WHAT YOU HAVE TO DO. Look through the data and write out every line with the word "text" in it.

STORED DATA.
———
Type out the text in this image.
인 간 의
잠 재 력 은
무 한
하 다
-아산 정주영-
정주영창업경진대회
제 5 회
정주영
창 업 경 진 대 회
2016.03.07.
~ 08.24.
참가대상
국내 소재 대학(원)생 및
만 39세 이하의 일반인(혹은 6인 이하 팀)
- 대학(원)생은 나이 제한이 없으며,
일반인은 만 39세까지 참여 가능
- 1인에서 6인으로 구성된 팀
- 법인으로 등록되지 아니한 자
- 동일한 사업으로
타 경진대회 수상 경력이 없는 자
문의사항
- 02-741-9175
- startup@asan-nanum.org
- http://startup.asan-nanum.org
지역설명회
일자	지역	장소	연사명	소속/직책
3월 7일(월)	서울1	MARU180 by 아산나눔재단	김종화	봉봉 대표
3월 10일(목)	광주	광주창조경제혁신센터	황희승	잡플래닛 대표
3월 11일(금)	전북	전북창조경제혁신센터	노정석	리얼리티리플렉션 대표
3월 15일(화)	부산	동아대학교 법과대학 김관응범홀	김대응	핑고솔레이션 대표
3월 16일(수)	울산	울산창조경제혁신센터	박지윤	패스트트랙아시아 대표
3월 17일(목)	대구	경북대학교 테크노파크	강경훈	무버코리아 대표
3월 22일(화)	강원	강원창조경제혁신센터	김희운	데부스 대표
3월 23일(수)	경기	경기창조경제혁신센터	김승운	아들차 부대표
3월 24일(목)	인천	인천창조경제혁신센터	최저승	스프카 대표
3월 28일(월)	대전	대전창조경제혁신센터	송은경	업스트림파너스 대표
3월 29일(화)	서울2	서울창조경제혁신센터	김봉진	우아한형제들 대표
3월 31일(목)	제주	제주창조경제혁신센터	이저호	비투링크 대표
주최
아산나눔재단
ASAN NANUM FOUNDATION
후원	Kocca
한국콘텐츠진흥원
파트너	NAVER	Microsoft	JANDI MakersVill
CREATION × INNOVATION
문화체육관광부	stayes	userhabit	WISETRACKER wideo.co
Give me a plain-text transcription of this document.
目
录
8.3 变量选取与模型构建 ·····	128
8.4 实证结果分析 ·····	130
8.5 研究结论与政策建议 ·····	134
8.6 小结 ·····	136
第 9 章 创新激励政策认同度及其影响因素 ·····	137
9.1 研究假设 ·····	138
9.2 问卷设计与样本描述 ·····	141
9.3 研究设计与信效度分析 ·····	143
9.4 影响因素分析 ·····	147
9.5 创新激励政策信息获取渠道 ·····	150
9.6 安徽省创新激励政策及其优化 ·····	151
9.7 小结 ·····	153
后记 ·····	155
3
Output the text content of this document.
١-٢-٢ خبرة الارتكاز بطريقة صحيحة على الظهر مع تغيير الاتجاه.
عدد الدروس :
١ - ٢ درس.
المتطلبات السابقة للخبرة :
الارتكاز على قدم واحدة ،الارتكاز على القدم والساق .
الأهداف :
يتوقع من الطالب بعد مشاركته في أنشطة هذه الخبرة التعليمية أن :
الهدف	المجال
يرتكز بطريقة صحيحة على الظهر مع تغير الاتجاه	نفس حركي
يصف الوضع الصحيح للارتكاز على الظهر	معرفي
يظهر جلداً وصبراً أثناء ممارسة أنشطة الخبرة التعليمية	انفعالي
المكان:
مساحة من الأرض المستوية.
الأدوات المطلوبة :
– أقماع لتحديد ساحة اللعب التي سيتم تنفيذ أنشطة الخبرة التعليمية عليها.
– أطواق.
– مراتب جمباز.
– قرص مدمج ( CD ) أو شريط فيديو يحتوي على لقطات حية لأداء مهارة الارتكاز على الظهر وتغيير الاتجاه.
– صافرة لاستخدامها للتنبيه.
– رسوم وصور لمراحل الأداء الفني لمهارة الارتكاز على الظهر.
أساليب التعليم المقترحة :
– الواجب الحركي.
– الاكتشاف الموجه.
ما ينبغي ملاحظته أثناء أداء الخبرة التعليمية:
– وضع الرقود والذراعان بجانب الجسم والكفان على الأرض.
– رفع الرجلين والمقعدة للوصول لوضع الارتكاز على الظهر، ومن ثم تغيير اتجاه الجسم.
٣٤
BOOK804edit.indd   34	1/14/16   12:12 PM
———
EXERCISE SOLUTION.
Type out the text in this image.
Give me a plain-text transcription of this document.
Output the text content of this document.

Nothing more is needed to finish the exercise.